(Stored dataset items)
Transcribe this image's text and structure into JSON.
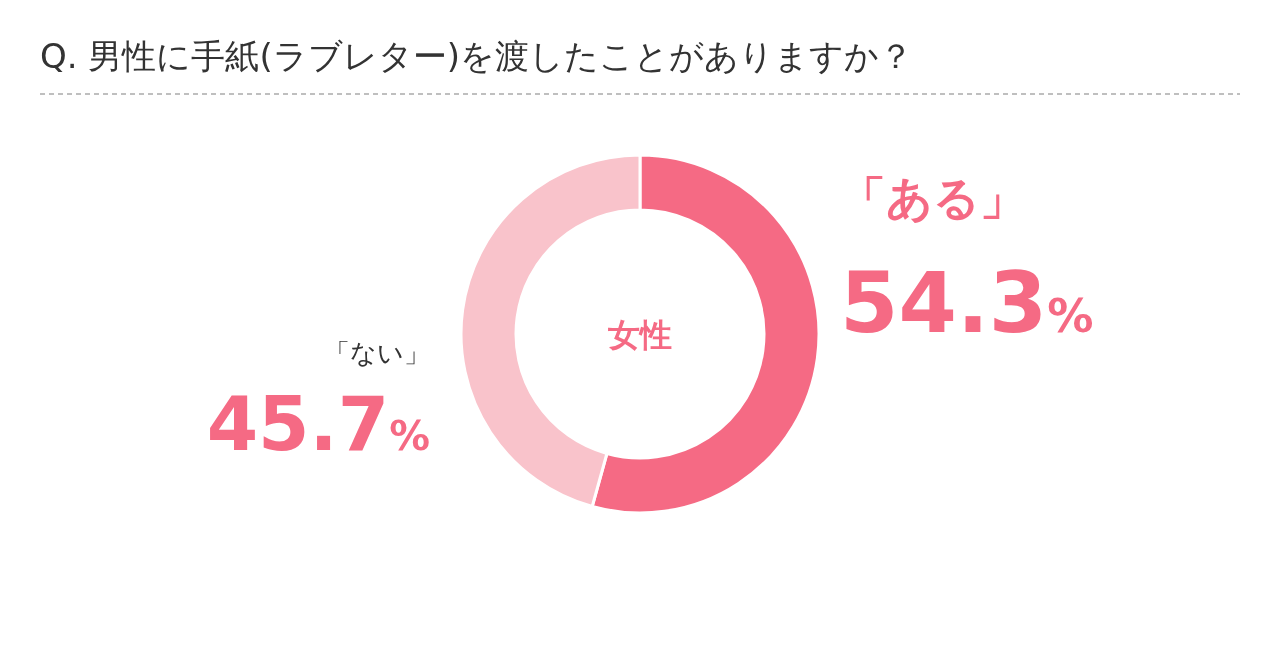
{
  "chart_data": {
    "type": "donut",
    "title": "Q. 男性に手紙(ラブレター)を渡したことがありますか？",
    "categories": [
      "「ある」",
      "「ない」"
    ],
    "values": [
      54.3,
      45.7
    ],
    "colors": [
      "#f56a84",
      "#f9c3cb"
    ],
    "value_labels": [
      "54.3%",
      "45.7%"
    ],
    "annotations": [
      "女性"
    ]
  }
}
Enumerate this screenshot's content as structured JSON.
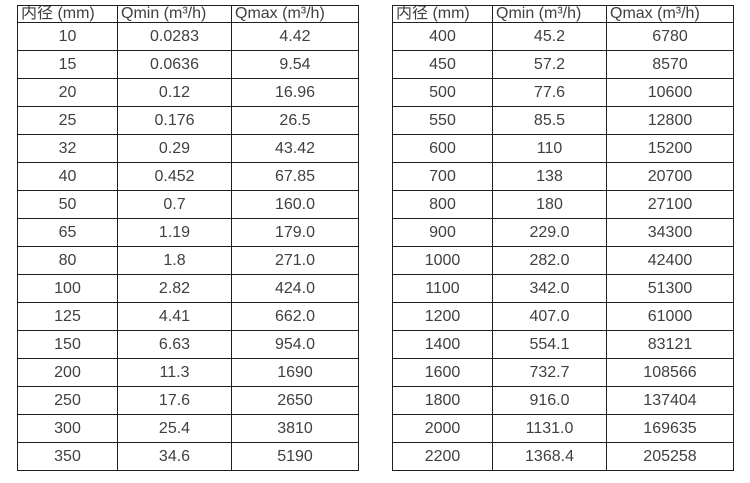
{
  "colors": {
    "background": "#ffffff",
    "border": "#1f1f1f",
    "text": "#404040"
  },
  "tables": [
    {
      "title": "small-diameter-flow-range-table",
      "headers": [
        "内径 (mm)",
        "Qmin (m³/h)",
        "Qmax (m³/h)"
      ],
      "rows": [
        [
          "10",
          "0.0283",
          "4.42"
        ],
        [
          "15",
          "0.0636",
          "9.54"
        ],
        [
          "20",
          "0.12",
          "16.96"
        ],
        [
          "25",
          "0.176",
          "26.5"
        ],
        [
          "32",
          "0.29",
          "43.42"
        ],
        [
          "40",
          "0.452",
          "67.85"
        ],
        [
          "50",
          "0.7",
          "160.0"
        ],
        [
          "65",
          "1.19",
          "179.0"
        ],
        [
          "80",
          "1.8",
          "271.0"
        ],
        [
          "100",
          "2.82",
          "424.0"
        ],
        [
          "125",
          "4.41",
          "662.0"
        ],
        [
          "150",
          "6.63",
          "954.0"
        ],
        [
          "200",
          "11.3",
          "1690"
        ],
        [
          "250",
          "17.6",
          "2650"
        ],
        [
          "300",
          "25.4",
          "3810"
        ],
        [
          "350",
          "34.6",
          "5190"
        ]
      ]
    },
    {
      "title": "large-diameter-flow-range-table",
      "headers": [
        "内径 (mm)",
        "Qmin (m³/h)",
        "Qmax (m³/h)"
      ],
      "rows": [
        [
          "400",
          "45.2",
          "6780"
        ],
        [
          "450",
          "57.2",
          "8570"
        ],
        [
          "500",
          "77.6",
          "10600"
        ],
        [
          "550",
          "85.5",
          "12800"
        ],
        [
          "600",
          "110",
          "15200"
        ],
        [
          "700",
          "138",
          "20700"
        ],
        [
          "800",
          "180",
          "27100"
        ],
        [
          "900",
          "229.0",
          "34300"
        ],
        [
          "1000",
          "282.0",
          "42400"
        ],
        [
          "1100",
          "342.0",
          "51300"
        ],
        [
          "1200",
          "407.0",
          "61000"
        ],
        [
          "1400",
          "554.1",
          "83121"
        ],
        [
          "1600",
          "732.7",
          "108566"
        ],
        [
          "1800",
          "916.0",
          "137404"
        ],
        [
          "2000",
          "1131.0",
          "169635"
        ],
        [
          "2200",
          "1368.4",
          "205258"
        ]
      ]
    }
  ]
}
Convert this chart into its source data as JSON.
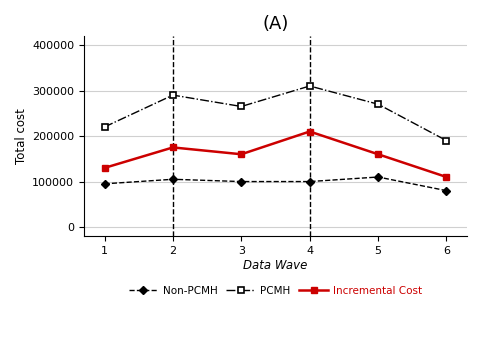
{
  "title": "(A)",
  "xlabel": "Data Wave",
  "ylabel": "Total cost",
  "x": [
    1,
    2,
    3,
    4,
    5,
    6
  ],
  "non_pcmh": [
    95000,
    105000,
    100000,
    100000,
    110000,
    80000
  ],
  "pcmh": [
    220000,
    290000,
    265000,
    310000,
    270000,
    190000
  ],
  "incremental": [
    130000,
    175000,
    160000,
    210000,
    160000,
    110000
  ],
  "non_pcmh_color": "#000000",
  "pcmh_color": "#000000",
  "incremental_color": "#cc0000",
  "vlines": [
    2,
    4
  ],
  "ylim": [
    -20000,
    420000
  ],
  "yticks": [
    0,
    100000,
    200000,
    300000,
    400000
  ],
  "grid_color": "#d0d0d0",
  "bg_color": "#ffffff",
  "legend_labels": [
    "Non-PCMH",
    "PCMH",
    "Incremental Cost"
  ],
  "title_fontsize": 13,
  "label_fontsize": 8.5,
  "tick_fontsize": 8
}
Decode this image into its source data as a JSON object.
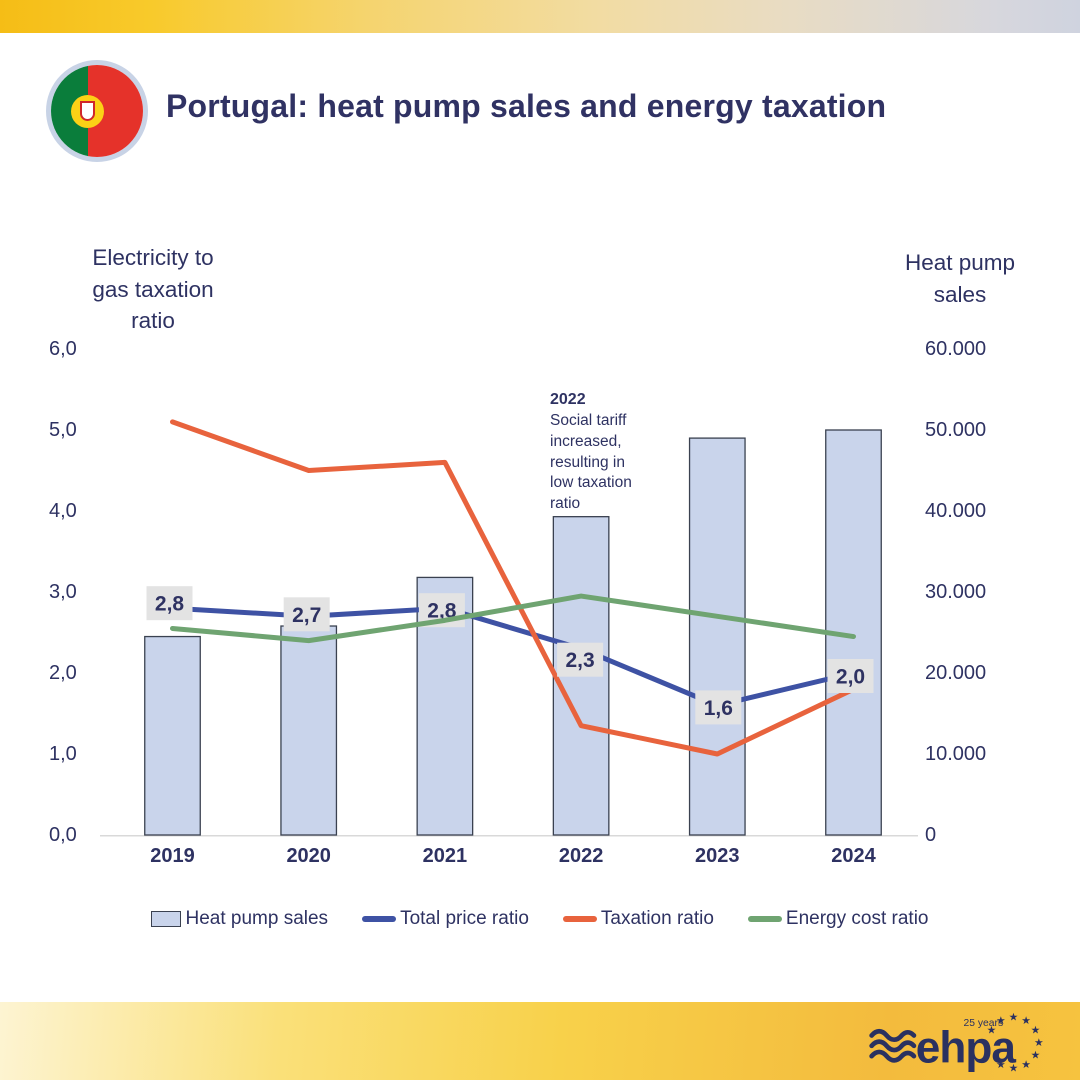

__Exercise goal__: Quote every line word for word and keep the images out of the copy.

__Response__:
Transcribe this image's text and structure into JSON.
{
  "chart_data": {
    "type": "donut",
    "title": "Q. 男性に手紙(ラブレター)を渡したことがありますか？",
    "categories": [
      "「ある」",
      "「ない」"
    ],
    "values": [
      54.3,
      45.7
    ],
    "colors": [
      "#f56a84",
      "#f9c3cb"
    ],
    "value_labels": [
      "54.3%",
      "45.7%"
    ],
    "annotations": [
      "女性"
    ]
  }
}
Enumerate this screenshot's content as structured JSON.
{
  "colors": {
    "background": "#ffffff",
    "border": "#1f1f1f",
    "text": "#404040"
  },
  "tables": [
    {
      "title": "small-diameter-flow-range-table",
      "headers": [
        "内径 (mm)",
        "Qmin (m³/h)",
        "Qmax (m³/h)"
      ],
      "rows": [
        [
          "10",
          "0.0283",
          "4.42"
        ],
        [
          "15",
          "0.0636",
          "9.54"
        ],
        [
          "20",
          "0.12",
          "16.96"
        ],
        [
          "25",
          "0.176",
          "26.5"
        ],
        [
          "32",
          "0.29",
          "43.42"
        ],
        [
          "40",
          "0.452",
          "67.85"
        ],
        [
          "50",
          "0.7",
          "160.0"
        ],
        [
          "65",
          "1.19",
          "179.0"
        ],
        [
          "80",
          "1.8",
          "271.0"
        ],
        [
          "100",
          "2.82",
          "424.0"
        ],
        [
          "125",
          "4.41",
          "662.0"
        ],
        [
          "150",
          "6.63",
          "954.0"
        ],
        [
          "200",
          "11.3",
          "1690"
        ],
        [
          "250",
          "17.6",
          "2650"
        ],
        [
          "300",
          "25.4",
          "3810"
        ],
        [
          "350",
          "34.6",
          "5190"
        ]
      ]
    },
    {
      "title": "large-diameter-flow-range-table",
      "headers": [
        "内径 (mm)",
        "Qmin (m³/h)",
        "Qmax (m³/h)"
      ],
      "rows": [
        [
          "400",
          "45.2",
          "6780"
        ],
        [
          "450",
          "57.2",
          "8570"
        ],
        [
          "500",
          "77.6",
          "10600"
        ],
        [
          "550",
          "85.5",
          "12800"
        ],
        [
          "600",
          "110",
          "15200"
        ],
        [
          "700",
          "138",
          "20700"
        ],
        [
          "800",
          "180",
          "27100"
        ],
        [
          "900",
          "229.0",
          "34300"
        ],
        [
          "1000",
          "282.0",
          "42400"
        ],
        [
          "1100",
          "342.0",
          "51300"
        ],
        [
          "1200",
          "407.0",
          "61000"
        ],
        [
          "1400",
          "554.1",
          "83121"
        ],
        [
          "1600",
          "732.7",
          "108566"
        ],
        [
          "1800",
          "916.0",
          "137404"
        ],
        [
          "2000",
          "1131.0",
          "169635"
        ],
        [
          "2200",
          "1368.4",
          "205258"
        ]
      ]
    }
  ]
}
Convert this chart into its source data as JSON.
{
  "title": "(A)",
  "xlabel": "Data Wave",
  "ylabel": "Total cost",
  "x": [
    1,
    2,
    3,
    4,
    5,
    6
  ],
  "non_pcmh": [
    95000,
    105000,
    100000,
    100000,
    110000,
    80000
  ],
  "pcmh": [
    220000,
    290000,
    265000,
    310000,
    270000,
    190000
  ],
  "incremental": [
    130000,
    175000,
    160000,
    210000,
    160000,
    110000
  ],
  "non_pcmh_color": "#000000",
  "pcmh_color": "#000000",
  "incremental_color": "#cc0000",
  "vlines": [
    2,
    4
  ],
  "ylim": [
    -20000,
    420000
  ],
  "yticks": [
    0,
    100000,
    200000,
    300000,
    400000
  ],
  "grid_color": "#d0d0d0",
  "bg_color": "#ffffff",
  "legend_labels": [
    "Non-PCMH",
    "PCMH",
    "Incremental Cost"
  ],
  "title_fontsize": 13,
  "label_fontsize": 8.5,
  "tick_fontsize": 8
}
Decode this image into its source data as a JSON object.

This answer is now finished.